What you should do. Go through the listing below and gather every line with the word "color".

:: Supplied entries

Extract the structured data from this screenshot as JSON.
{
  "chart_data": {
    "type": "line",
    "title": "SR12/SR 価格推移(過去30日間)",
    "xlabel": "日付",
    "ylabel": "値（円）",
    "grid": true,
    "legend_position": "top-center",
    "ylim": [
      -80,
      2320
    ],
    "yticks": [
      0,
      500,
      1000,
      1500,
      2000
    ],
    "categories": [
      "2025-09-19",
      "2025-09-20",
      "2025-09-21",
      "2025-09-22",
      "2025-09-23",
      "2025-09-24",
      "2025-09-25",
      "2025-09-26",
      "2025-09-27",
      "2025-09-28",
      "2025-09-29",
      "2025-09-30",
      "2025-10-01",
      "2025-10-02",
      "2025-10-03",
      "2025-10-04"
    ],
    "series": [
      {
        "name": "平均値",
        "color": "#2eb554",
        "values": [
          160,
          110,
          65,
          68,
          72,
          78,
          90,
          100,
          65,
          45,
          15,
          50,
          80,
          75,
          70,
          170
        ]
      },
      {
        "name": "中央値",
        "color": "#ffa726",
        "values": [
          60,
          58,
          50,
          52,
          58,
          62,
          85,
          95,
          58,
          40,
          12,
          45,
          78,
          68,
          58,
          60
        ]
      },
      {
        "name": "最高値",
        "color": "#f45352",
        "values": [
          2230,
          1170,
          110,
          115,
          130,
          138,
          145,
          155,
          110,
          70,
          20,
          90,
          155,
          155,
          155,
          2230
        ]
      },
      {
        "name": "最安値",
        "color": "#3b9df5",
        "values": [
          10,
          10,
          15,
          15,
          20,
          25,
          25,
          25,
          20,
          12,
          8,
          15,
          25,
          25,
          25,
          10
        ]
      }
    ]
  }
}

::::

Response to this exercise.
        "color": "#2eb554",
        "color": "#ffa726",
        "color": "#f45352",
        "color": "#3b9df5",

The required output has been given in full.